- DESCRIPTION OF THE TASK: The listing needs restating word for word.
· · · ·
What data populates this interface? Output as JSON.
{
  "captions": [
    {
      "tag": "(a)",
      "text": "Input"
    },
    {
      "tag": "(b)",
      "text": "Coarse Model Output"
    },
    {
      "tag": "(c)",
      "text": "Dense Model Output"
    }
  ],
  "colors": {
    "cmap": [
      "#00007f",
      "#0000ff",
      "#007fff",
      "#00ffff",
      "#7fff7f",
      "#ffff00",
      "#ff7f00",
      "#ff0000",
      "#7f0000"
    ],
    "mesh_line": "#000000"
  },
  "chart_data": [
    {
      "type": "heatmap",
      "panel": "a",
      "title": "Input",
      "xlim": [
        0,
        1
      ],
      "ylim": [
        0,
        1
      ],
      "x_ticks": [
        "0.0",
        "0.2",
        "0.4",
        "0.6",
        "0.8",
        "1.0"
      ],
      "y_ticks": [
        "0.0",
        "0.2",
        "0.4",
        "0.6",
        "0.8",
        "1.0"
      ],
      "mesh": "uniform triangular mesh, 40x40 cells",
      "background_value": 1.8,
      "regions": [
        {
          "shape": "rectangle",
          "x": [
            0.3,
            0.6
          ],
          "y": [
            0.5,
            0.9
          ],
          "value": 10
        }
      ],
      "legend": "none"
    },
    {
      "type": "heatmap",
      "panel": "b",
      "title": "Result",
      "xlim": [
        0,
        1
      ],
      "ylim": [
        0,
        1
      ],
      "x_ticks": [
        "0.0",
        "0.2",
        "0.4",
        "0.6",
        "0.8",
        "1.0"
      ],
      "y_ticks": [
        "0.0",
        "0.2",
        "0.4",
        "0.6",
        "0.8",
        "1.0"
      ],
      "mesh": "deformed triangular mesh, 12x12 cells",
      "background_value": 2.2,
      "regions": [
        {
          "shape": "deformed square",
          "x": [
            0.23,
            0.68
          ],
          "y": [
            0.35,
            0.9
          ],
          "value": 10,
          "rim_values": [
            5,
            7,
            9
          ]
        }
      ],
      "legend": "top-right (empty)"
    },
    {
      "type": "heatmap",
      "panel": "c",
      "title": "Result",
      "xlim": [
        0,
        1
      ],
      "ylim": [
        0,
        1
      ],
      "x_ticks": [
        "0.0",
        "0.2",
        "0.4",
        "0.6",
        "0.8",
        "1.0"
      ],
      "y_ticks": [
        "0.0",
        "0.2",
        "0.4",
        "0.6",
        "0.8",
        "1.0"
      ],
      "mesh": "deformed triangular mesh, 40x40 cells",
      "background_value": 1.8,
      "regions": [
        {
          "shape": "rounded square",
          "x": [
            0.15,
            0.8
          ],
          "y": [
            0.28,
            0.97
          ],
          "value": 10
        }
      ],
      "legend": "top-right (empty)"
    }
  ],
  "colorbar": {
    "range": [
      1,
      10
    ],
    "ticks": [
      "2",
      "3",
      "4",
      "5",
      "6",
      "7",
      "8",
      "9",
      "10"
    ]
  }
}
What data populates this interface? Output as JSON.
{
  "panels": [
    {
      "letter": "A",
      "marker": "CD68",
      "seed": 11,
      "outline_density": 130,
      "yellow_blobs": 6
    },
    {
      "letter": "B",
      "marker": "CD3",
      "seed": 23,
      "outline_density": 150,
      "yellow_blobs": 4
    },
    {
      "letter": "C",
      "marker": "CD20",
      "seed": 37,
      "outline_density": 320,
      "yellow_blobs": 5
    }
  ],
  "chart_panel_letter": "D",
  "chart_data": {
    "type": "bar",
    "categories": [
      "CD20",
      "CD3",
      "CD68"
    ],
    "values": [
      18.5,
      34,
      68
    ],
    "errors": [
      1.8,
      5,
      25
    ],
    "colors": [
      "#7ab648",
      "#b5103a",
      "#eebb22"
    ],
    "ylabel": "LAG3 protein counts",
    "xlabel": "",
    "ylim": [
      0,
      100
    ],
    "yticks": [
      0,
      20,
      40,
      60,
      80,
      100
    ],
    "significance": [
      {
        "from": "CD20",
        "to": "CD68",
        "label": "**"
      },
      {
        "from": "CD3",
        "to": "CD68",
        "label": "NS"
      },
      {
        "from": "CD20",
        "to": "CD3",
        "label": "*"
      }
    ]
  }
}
· · · ·
- FINAL ANSWER:
What data populates this interface? Output as JSON.
{
  "captions": [
    {
      "tag": "(a)",
      "text": "Input"
    },
    {
      "tag": "(b)",
      "text": "Coarse Model Output"
    },
    {
      "tag": "(c)",
      "text": "Dense Model Output"
    }
  ],
  "colors": {
    "cmap": [
      "#00007f",
      "#0000ff",
      "#007fff",
      "#00ffff",
      "#7fff7f",
      "#ffff00",
      "#ff7f00",
      "#ff0000",
      "#7f0000"
    ],
    "mesh_line": "#000000"
  },
  "chart_data": [
    {
      "type": "heatmap",
      "panel": "a",
      "title": "Input",
      "xlim": [
        0,
        1
      ],
      "ylim": [
        0,
        1
      ],
      "x_ticks": [
        "0.0",
        "0.2",
        "0.4",
        "0.6",
        "0.8",
        "1.0"
      ],
      "y_ticks": [
        "0.0",
        "0.2",
        "0.4",
        "0.6",
        "0.8",
        "1.0"
      ],
      "mesh": "uniform triangular mesh, 40x40 cells",
      "background_value": 1.8,
      "regions": [
        {
          "shape": "rectangle",
          "x": [
            0.3,
            0.6
          ],
          "y": [
            0.5,
            0.9
          ],
          "value": 10
        }
      ],
      "legend": "none"
    },
    {
      "type": "heatmap",
      "panel": "b",
      "title": "Result",
      "xlim": [
        0,
        1
      ],
      "ylim": [
        0,
        1
      ],
      "x_ticks": [
        "0.0",
        "0.2",
        "0.4",
        "0.6",
        "0.8",
        "1.0"
      ],
      "y_ticks": [
        "0.0",
        "0.2",
        "0.4",
        "0.6",
        "0.8",
        "1.0"
      ],
      "mesh": "deformed triangular mesh, 12x12 cells",
      "background_value": 2.2,
      "regions": [
        {
          "shape": "deformed square",
          "x": [
            0.23,
            0.68
          ],
          "y": [
            0.35,
            0.9
          ],
          "value": 10,
          "rim_values": [
            5,
            7,
            9
          ]
        }
      ],
      "legend": "top-right (empty)"
    },
    {
      "type": "heatmap",
      "panel": "c",
      "title": "Result",
      "xlim": [
        0,
        1
      ],
      "ylim": [
        0,
        1
      ],
      "x_ticks": [
        "0.0",
        "0.2",
        "0.4",
        "0.6",
        "0.8",
        "1.0"
      ],
      "y_ticks": [
        "0.0",
        "0.2",
        "0.4",
        "0.6",
        "0.8",
        "1.0"
      ],
      "mesh": "deformed triangular mesh, 40x40 cells",
      "background_value": 1.8,
      "regions": [
        {
          "shape": "rounded square",
          "x": [
            0.15,
            0.8
          ],
          "y": [
            0.28,
            0.97
          ],
          "value": 10
        }
      ],
      "legend": "top-right (empty)"
    }
  ],
  "colorbar": {
    "range": [
      1,
      10
    ],
    "ticks": [
      "2",
      "3",
      "4",
      "5",
      "6",
      "7",
      "8",
      "9",
      "10"
    ]
  }
}
What data populates this interface? Output as JSON.
{
  "panels": [
    {
      "letter": "A",
      "marker": "CD68",
      "seed": 11,
      "outline_density": 130,
      "yellow_blobs": 6
    },
    {
      "letter": "B",
      "marker": "CD3",
      "seed": 23,
      "outline_density": 150,
      "yellow_blobs": 4
    },
    {
      "letter": "C",
      "marker": "CD20",
      "seed": 37,
      "outline_density": 320,
      "yellow_blobs": 5
    }
  ],
  "chart_panel_letter": "D",
  "chart_data": {
    "type": "bar",
    "categories": [
      "CD20",
      "CD3",
      "CD68"
    ],
    "values": [
      18.5,
      34,
      68
    ],
    "errors": [
      1.8,
      5,
      25
    ],
    "colors": [
      "#7ab648",
      "#b5103a",
      "#eebb22"
    ],
    "ylabel": "LAG3 protein counts",
    "xlabel": "",
    "ylim": [
      0,
      100
    ],
    "yticks": [
      0,
      20,
      40,
      60,
      80,
      100
    ],
    "significance": [
      {
        "from": "CD20",
        "to": "CD68",
        "label": "**"
      },
      {
        "from": "CD3",
        "to": "CD68",
        "label": "NS"
      },
      {
        "from": "CD20",
        "to": "CD3",
        "label": "*"
      }
    ]
  }
}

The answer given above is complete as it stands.